#### Items from a figure collection:
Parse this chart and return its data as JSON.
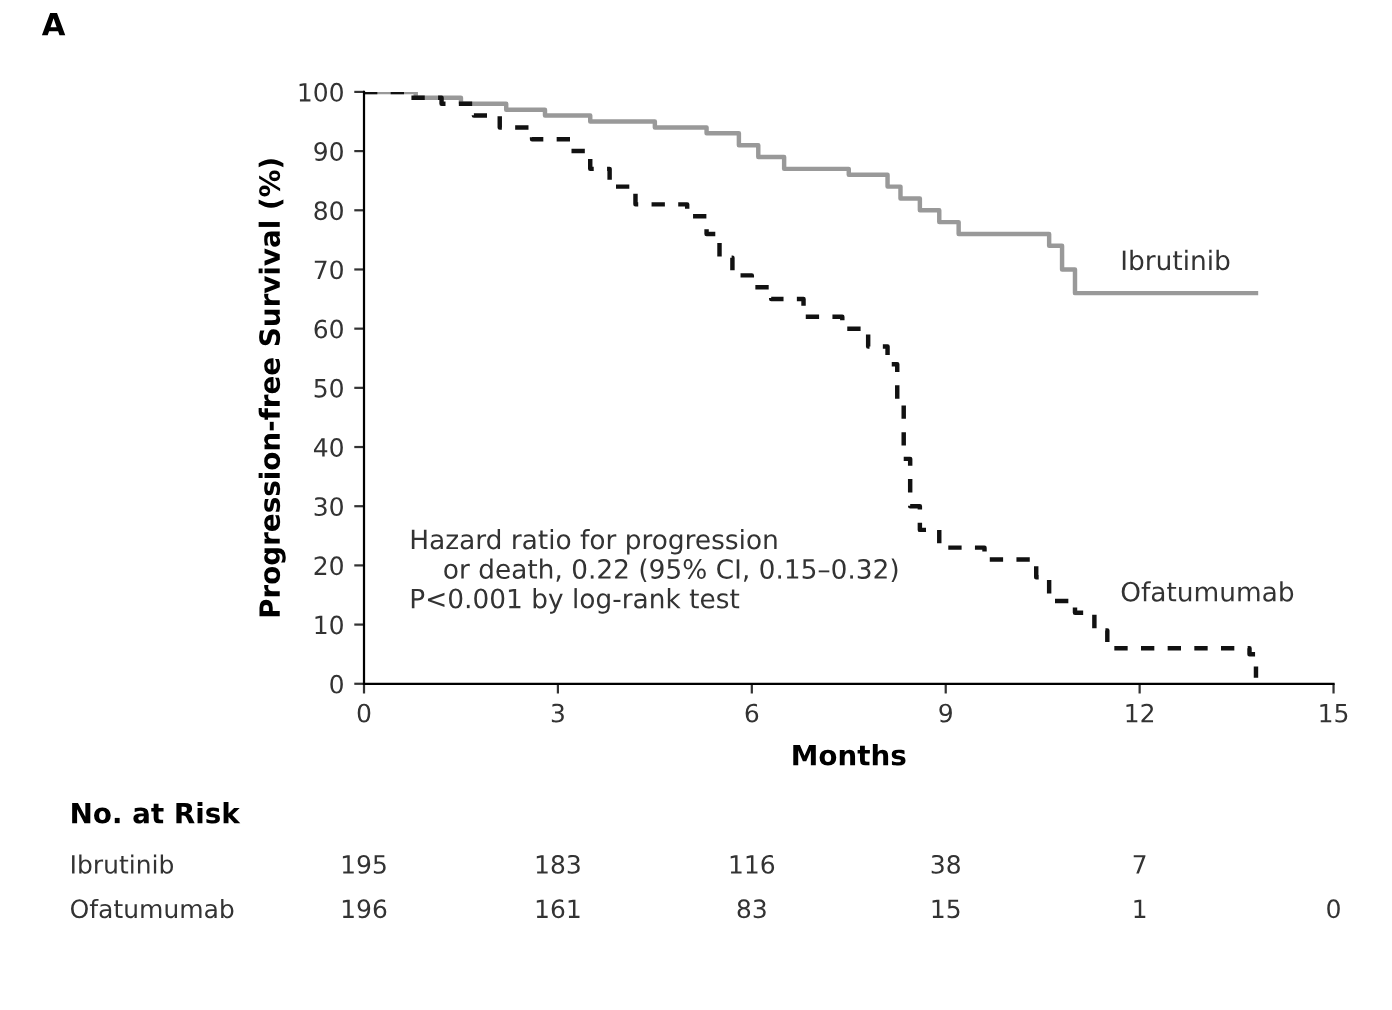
{
  "chart_data": {
    "type": "step",
    "xlabel": "Months",
    "ylabel": "Progression-free Survival (%)",
    "xlim": [
      0,
      15
    ],
    "xticks": [
      0,
      3,
      6,
      9,
      12,
      15
    ],
    "ylim": [
      0,
      100
    ],
    "yticks": [
      0,
      10,
      20,
      30,
      40,
      50,
      60,
      70,
      80,
      90,
      100
    ],
    "grid": false,
    "legend": false,
    "series": [
      {
        "name": "Ibrutinib",
        "color": "#999999",
        "line_style": "solid",
        "x": [
          0,
          0.8,
          1.5,
          2.2,
          2.8,
          3.5,
          4.5,
          5.3,
          5.8,
          6.1,
          6.5,
          7.5,
          8.1,
          8.3,
          8.6,
          8.9,
          9.2,
          10.6,
          10.8,
          11.0,
          13.8
        ],
        "values": [
          100,
          99,
          98,
          97,
          96,
          95,
          94,
          93,
          91,
          89,
          87,
          86,
          84,
          82,
          80,
          78,
          76,
          74,
          70,
          66,
          66
        ]
      },
      {
        "name": "Ofatumumab",
        "color": "#111111",
        "line_style": "dashed",
        "x": [
          0,
          0.7,
          1.2,
          1.7,
          2.1,
          2.6,
          3.2,
          3.5,
          3.8,
          4.2,
          5.0,
          5.3,
          5.5,
          5.7,
          6.0,
          6.3,
          6.8,
          7.4,
          7.8,
          8.1,
          8.25,
          8.35,
          8.45,
          8.6,
          8.9,
          9.6,
          10.4,
          10.6,
          11.0,
          11.3,
          11.5,
          13.7,
          13.8
        ],
        "values": [
          100,
          99,
          98,
          96,
          94,
          92,
          90,
          87,
          84,
          81,
          79,
          76,
          72,
          69,
          67,
          65,
          62,
          60,
          57,
          54,
          48,
          38,
          30,
          26,
          23,
          21,
          18,
          14,
          12,
          9,
          6,
          5,
          1
        ]
      }
    ],
    "annotations": [
      "A",
      "Hazard ratio for progression\n    or death, 0.22 (95% CI, 0.15–0.32)\nP<0.001 by log-rank test",
      "No. at Risk",
      "Ibrutinib",
      "195",
      "183",
      "116",
      "38",
      "7",
      "Ofatumumab",
      "196",
      "161",
      "83",
      "15",
      "1",
      "0"
    ]
  }
}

#### EXERCISE DESCRIPTION:
Go through the data above and transcribe it in full, omitting any image.

#### EXERCISE OUTPUT:
Parse this chart and return its data as JSON.
{
  "chart_data": {
    "type": "step",
    "xlabel": "Months",
    "ylabel": "Progression-free Survival (%)",
    "xlim": [
      0,
      15
    ],
    "xticks": [
      0,
      3,
      6,
      9,
      12,
      15
    ],
    "ylim": [
      0,
      100
    ],
    "yticks": [
      0,
      10,
      20,
      30,
      40,
      50,
      60,
      70,
      80,
      90,
      100
    ],
    "grid": false,
    "legend": false,
    "series": [
      {
        "name": "Ibrutinib",
        "color": "#999999",
        "line_style": "solid",
        "x": [
          0,
          0.8,
          1.5,
          2.2,
          2.8,
          3.5,
          4.5,
          5.3,
          5.8,
          6.1,
          6.5,
          7.5,
          8.1,
          8.3,
          8.6,
          8.9,
          9.2,
          10.6,
          10.8,
          11.0,
          13.8
        ],
        "values": [
          100,
          99,
          98,
          97,
          96,
          95,
          94,
          93,
          91,
          89,
          87,
          86,
          84,
          82,
          80,
          78,
          76,
          74,
          70,
          66,
          66
        ]
      },
      {
        "name": "Ofatumumab",
        "color": "#111111",
        "line_style": "dashed",
        "x": [
          0,
          0.7,
          1.2,
          1.7,
          2.1,
          2.6,
          3.2,
          3.5,
          3.8,
          4.2,
          5.0,
          5.3,
          5.5,
          5.7,
          6.0,
          6.3,
          6.8,
          7.4,
          7.8,
          8.1,
          8.25,
          8.35,
          8.45,
          8.6,
          8.9,
          9.6,
          10.4,
          10.6,
          11.0,
          11.3,
          11.5,
          13.7,
          13.8
        ],
        "values": [
          100,
          99,
          98,
          96,
          94,
          92,
          90,
          87,
          84,
          81,
          79,
          76,
          72,
          69,
          67,
          65,
          62,
          60,
          57,
          54,
          48,
          38,
          30,
          26,
          23,
          21,
          18,
          14,
          12,
          9,
          6,
          5,
          1
        ]
      }
    ],
    "annotations": [
      "A",
      "Hazard ratio for progression\n    or death, 0.22 (95% CI, 0.15–0.32)\nP<0.001 by log-rank test",
      "No. at Risk",
      "Ibrutinib",
      "195",
      "183",
      "116",
      "38",
      "7",
      "Ofatumumab",
      "196",
      "161",
      "83",
      "15",
      "1",
      "0"
    ]
  }
}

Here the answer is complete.